DESCRIPTION OF THE TASK
Could you reproduce the comment thread on Argentina's gold reserves word for word, starting at the words "In the Central" and stopping after "sycophant lapdogs now."?

QUOTED TEXT

Tylers, would welcome a report on Argentina's gold reserves. They are meant to be the safe haven and reserve asset of last resort during a currency crisis. So where are they and are they being mobilized? Methinks not, but what do you think?
Where are the 61.74 tonnes of gold reserves?
In the Central Bank's Buenos Aires vaults?
Or in LBMA bullion bank rolling gold deposits which will hardly come back?
Unsurprisingly, mainstream journalists don't have the savvy or the courage to ask these questions. ZH does.
There is no such thing as "mainstream journalists" anymore...
They're all just Obama Admin sycophant lapdogs now.
I see a hellfire missile fired from an Obama drone knocking on your door any time now.
Yeah and then the man known as the finger is going to pick you up,check to make sure you're not butt smuggling and throw you in a Fema camp.
Agreed on the first point - but the media is guilty of seeking access over making anyone uncomfortable by asking tough questions with any regime.
Q: Who thought Colbert's rant at the press during the Bush II 'roast' was completely not funny? A: The White House press corp. Colbert skewered the press corp for being a bunch of sychophants. The press _is_ worse during a democratic regime, but they do the same ass-licking for both parties.
There is this law. It is called Freedom of the Press.
It is curious that the Press Agencies do not SUE FOR RELIEF under the First Amendment when a Reporter is "expelled" from the Press Corps for asking inconvenient questions.
But when the same Corporations whom own the media are the same Coroporations that fund Presidential Elections one may see that it is the Corporations are the ones that will fire the Brown Nose who chooses to clean his nose..
Maybe it is not the White House or Congressmen whom are acting in restricting access??? Is that a chance?
TBTF will provide 'extra time' in exchange for some physical gold. So Comex will have another sunrise. But in the end, Argentina has to acknowledge it didn't just sold her body, but also her soul.
Gold is never mentioned when countries die. My guess is that the leaders get a phonecall.

INFORMATION SHOWN
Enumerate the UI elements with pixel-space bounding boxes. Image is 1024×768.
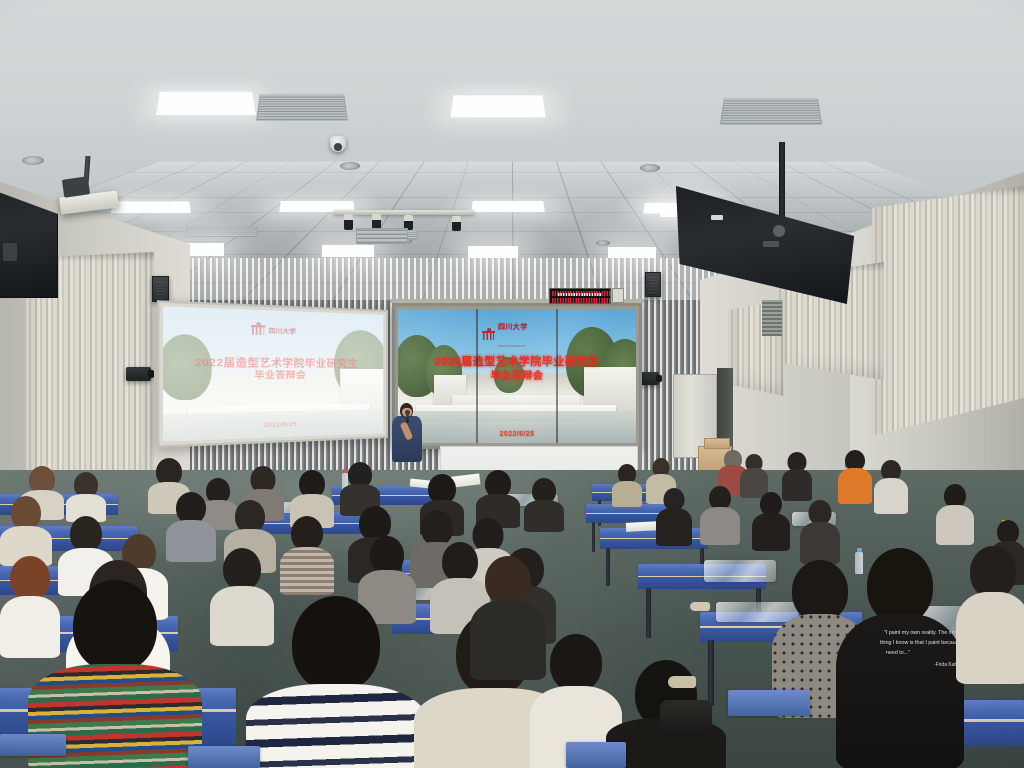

CORRECT OUTPUT
In the Central Bank's Buenos Aires vaults?
Or in LBMA bullion bank rolling gold deposits which will hardly come back?
Unsurprisingly, mainstream journalists don't have the savvy or the courage to ask these questions. ZH does.
There is no such thing as "mainstream journalists" anymore...
They're all just Obama Admin sycophant lapdogs now.